### [PROBLEM REQUIREMENTS]
Check each line of the listing below for the string "Topology", and copy the ones that have it.

[SUPPLIED RECORDS — start]

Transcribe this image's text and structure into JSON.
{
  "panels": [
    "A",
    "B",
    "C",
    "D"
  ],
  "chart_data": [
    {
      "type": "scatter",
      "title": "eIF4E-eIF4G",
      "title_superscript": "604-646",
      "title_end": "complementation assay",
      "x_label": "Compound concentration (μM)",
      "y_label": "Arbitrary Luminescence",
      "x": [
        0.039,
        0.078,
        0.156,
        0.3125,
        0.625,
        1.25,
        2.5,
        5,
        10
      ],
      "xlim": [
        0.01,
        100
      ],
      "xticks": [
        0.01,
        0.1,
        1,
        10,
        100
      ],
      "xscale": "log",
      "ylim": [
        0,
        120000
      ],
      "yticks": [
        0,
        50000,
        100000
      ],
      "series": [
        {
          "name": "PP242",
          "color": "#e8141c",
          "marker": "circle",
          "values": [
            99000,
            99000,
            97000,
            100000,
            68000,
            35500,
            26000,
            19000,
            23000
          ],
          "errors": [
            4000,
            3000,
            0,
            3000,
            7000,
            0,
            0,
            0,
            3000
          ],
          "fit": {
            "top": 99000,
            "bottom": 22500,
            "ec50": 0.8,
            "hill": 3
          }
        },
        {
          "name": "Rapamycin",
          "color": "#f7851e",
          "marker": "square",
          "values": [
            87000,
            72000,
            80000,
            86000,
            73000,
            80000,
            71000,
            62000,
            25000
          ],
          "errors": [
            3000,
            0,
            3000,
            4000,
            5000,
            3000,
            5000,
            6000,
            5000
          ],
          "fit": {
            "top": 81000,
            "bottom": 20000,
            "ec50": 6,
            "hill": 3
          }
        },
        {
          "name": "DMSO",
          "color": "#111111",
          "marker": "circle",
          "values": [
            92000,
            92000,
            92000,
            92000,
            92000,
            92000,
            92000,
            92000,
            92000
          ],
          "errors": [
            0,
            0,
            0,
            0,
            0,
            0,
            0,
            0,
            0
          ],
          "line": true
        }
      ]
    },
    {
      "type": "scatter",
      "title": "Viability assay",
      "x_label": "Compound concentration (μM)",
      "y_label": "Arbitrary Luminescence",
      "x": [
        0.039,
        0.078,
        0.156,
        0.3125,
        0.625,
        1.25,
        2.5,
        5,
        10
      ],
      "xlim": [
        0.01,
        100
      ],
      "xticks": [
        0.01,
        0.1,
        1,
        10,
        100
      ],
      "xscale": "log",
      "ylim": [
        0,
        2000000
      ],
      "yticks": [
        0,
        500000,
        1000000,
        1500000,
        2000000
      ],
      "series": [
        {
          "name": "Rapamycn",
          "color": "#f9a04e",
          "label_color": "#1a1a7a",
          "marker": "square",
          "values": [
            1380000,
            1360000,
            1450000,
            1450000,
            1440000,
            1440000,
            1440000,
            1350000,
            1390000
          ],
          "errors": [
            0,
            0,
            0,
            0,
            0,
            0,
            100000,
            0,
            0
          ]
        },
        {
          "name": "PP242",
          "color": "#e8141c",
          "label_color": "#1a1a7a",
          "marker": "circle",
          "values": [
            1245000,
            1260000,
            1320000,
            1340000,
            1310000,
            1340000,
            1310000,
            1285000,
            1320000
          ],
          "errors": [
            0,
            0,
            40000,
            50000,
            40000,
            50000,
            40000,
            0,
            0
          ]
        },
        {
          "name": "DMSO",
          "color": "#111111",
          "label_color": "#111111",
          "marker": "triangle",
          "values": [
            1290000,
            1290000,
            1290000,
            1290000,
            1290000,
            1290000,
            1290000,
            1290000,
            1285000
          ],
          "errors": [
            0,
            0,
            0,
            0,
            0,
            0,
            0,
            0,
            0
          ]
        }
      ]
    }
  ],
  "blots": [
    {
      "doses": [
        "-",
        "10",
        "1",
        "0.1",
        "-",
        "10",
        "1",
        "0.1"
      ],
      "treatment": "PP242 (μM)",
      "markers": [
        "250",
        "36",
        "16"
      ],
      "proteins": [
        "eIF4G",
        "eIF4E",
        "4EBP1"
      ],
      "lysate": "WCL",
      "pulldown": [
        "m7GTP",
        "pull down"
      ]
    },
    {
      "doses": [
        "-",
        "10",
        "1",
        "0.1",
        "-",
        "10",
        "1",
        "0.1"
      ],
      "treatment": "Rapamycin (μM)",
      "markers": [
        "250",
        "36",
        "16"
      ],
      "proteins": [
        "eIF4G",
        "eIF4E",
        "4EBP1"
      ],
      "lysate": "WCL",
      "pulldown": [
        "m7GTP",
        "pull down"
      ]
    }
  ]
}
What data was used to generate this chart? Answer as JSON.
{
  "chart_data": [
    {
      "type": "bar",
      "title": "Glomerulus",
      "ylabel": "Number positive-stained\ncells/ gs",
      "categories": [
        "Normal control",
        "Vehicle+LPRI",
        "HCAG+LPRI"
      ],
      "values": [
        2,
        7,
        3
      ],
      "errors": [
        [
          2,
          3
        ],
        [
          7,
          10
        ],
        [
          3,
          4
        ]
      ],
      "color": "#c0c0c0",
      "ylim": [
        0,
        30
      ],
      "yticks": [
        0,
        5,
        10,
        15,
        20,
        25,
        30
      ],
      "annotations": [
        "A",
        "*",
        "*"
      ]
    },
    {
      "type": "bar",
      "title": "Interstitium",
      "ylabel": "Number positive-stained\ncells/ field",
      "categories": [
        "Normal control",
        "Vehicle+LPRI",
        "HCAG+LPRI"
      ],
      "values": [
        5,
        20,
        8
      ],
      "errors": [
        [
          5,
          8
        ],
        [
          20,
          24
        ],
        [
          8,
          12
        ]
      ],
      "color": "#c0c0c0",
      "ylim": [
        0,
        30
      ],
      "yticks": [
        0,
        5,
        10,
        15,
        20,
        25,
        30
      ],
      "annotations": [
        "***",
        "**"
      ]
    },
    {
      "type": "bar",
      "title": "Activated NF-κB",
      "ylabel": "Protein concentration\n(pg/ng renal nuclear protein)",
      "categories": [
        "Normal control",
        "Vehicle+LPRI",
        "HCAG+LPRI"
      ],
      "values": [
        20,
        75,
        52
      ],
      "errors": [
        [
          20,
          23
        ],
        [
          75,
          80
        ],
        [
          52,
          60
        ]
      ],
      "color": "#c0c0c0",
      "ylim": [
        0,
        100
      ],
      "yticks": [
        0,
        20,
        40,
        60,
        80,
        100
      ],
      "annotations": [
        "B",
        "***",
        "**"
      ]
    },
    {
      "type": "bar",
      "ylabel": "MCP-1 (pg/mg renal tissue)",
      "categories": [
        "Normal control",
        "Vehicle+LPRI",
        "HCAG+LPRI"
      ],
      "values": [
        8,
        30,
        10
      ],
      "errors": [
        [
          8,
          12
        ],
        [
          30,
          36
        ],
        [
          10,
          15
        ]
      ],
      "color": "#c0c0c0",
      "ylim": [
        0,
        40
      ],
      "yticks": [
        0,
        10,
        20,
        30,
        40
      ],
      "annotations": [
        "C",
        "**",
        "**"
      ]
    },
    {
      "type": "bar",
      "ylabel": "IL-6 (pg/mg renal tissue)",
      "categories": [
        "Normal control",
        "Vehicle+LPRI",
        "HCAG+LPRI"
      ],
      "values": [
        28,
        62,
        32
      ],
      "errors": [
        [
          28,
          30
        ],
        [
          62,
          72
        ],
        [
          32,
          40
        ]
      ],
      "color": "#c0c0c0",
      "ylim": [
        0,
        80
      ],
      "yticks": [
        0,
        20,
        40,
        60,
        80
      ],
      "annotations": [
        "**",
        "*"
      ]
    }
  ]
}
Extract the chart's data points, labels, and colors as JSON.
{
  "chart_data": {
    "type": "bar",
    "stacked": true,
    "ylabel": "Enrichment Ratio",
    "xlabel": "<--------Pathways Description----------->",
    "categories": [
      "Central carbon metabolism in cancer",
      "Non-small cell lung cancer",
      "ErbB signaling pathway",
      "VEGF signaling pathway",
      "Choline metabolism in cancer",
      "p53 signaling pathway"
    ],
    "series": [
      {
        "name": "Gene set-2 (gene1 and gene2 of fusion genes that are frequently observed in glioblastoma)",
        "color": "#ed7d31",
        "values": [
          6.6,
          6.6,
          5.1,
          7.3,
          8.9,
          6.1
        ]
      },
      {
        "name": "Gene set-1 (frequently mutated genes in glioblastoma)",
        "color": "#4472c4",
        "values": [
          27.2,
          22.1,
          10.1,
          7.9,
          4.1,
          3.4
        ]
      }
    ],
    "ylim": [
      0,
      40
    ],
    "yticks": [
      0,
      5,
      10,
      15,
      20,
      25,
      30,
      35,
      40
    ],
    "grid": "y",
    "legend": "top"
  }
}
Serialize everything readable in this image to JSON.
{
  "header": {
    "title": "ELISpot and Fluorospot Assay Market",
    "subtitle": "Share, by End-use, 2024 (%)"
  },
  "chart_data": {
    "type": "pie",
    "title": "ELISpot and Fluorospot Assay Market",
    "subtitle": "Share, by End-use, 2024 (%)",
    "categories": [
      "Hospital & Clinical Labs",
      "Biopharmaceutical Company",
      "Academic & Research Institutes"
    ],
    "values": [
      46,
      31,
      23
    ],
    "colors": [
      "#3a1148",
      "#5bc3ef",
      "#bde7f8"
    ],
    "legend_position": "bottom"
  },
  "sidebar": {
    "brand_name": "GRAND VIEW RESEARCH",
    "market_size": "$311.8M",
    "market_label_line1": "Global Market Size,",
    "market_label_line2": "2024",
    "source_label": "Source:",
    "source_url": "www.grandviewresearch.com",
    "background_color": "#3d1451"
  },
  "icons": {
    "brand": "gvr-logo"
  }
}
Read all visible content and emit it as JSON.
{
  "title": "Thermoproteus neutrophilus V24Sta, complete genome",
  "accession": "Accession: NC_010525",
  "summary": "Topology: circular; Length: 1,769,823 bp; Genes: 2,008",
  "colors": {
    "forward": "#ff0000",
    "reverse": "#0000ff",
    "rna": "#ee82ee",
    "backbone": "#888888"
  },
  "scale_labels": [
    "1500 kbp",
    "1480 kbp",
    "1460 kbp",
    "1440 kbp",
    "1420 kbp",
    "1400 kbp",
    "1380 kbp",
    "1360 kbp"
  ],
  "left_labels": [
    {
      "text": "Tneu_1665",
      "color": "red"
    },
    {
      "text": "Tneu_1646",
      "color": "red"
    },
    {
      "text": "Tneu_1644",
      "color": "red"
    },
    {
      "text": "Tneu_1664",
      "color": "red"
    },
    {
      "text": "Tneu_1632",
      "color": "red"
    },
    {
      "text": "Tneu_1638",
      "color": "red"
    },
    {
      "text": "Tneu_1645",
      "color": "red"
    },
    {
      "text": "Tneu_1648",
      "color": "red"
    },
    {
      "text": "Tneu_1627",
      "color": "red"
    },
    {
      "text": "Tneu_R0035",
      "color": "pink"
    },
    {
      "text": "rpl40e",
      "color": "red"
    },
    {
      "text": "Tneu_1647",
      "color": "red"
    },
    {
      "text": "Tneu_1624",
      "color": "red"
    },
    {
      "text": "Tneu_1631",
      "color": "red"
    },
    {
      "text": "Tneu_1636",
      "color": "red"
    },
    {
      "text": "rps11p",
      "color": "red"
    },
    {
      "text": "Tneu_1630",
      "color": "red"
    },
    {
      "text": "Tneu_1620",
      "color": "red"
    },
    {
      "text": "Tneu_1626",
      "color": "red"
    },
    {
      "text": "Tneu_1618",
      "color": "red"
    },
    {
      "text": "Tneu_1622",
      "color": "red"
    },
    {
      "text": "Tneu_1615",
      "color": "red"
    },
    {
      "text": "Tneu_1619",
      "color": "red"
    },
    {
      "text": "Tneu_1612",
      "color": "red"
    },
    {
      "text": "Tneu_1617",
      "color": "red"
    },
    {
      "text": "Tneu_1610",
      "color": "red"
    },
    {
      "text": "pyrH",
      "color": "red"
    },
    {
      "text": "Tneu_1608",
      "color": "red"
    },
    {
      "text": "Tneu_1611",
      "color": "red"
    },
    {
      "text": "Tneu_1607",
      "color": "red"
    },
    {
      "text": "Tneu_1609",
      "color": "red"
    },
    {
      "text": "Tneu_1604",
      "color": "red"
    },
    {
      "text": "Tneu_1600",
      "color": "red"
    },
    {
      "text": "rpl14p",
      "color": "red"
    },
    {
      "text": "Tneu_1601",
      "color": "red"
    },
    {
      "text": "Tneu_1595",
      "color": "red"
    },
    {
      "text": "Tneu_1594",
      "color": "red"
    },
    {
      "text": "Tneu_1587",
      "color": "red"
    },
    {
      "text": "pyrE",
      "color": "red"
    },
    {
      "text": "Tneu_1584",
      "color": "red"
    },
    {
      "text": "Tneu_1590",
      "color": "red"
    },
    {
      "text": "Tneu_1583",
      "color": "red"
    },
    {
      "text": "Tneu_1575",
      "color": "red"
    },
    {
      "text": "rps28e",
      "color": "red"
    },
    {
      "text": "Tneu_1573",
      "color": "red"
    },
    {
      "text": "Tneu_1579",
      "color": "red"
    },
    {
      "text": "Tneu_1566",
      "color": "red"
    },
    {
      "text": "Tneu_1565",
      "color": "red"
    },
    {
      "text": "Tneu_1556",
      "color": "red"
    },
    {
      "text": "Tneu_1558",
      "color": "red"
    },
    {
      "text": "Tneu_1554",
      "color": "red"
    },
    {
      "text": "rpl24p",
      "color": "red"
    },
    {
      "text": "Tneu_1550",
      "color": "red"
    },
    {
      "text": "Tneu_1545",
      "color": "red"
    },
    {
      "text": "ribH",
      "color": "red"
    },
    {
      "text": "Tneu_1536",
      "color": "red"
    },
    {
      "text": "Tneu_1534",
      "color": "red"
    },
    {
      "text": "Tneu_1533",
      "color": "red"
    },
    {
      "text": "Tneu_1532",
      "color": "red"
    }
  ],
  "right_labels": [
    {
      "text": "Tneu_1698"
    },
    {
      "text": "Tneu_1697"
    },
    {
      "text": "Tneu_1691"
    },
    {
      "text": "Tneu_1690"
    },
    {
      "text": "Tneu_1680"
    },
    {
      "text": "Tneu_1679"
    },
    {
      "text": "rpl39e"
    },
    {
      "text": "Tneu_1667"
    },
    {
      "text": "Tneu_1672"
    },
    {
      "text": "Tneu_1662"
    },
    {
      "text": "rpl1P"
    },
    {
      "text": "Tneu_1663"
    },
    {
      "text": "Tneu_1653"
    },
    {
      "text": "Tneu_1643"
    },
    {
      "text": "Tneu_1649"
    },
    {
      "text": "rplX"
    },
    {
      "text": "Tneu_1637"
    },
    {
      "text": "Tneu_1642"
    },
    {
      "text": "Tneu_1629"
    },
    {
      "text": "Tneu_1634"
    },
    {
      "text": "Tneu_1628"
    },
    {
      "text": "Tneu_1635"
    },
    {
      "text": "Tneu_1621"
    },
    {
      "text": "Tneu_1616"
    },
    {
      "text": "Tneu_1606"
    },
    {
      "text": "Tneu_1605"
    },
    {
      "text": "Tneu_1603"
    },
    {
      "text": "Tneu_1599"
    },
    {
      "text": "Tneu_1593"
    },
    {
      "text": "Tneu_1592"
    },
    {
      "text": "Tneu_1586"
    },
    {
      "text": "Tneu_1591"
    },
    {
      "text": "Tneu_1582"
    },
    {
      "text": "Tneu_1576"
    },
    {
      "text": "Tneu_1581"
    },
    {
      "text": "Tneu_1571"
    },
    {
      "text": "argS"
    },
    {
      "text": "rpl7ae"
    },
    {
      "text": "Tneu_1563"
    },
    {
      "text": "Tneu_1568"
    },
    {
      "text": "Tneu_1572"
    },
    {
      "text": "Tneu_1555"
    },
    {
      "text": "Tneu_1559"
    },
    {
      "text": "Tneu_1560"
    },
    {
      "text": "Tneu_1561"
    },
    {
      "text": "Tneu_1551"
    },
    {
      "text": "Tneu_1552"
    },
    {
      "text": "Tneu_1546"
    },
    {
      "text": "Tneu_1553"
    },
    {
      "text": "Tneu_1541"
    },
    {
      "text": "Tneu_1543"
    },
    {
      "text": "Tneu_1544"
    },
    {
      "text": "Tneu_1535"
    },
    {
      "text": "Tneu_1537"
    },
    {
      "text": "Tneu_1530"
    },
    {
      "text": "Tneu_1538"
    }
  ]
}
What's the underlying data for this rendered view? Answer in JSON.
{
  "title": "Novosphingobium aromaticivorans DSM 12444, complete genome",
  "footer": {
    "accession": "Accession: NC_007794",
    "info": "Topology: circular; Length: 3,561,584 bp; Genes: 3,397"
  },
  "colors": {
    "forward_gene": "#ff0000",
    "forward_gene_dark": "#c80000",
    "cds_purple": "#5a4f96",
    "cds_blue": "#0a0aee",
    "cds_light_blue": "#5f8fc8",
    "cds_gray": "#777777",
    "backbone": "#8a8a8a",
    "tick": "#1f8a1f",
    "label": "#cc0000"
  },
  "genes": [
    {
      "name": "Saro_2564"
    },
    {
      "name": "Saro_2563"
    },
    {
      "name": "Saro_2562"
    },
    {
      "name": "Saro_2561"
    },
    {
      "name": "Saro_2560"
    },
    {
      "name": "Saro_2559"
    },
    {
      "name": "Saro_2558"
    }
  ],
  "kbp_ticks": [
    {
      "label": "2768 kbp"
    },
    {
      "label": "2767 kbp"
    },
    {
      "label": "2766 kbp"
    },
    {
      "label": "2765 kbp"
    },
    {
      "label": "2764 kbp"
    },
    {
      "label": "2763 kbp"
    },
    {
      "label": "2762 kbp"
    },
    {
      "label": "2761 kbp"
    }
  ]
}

[SUPPLIED RECORDS — finish]

### [RESULT BELOW]
  "summary": "Topology: circular; Length: 1,769,823 bp; Genes: 2,008",
    "info": "Topology: circular; Length: 3,561,584 bp; Genes: 3,397"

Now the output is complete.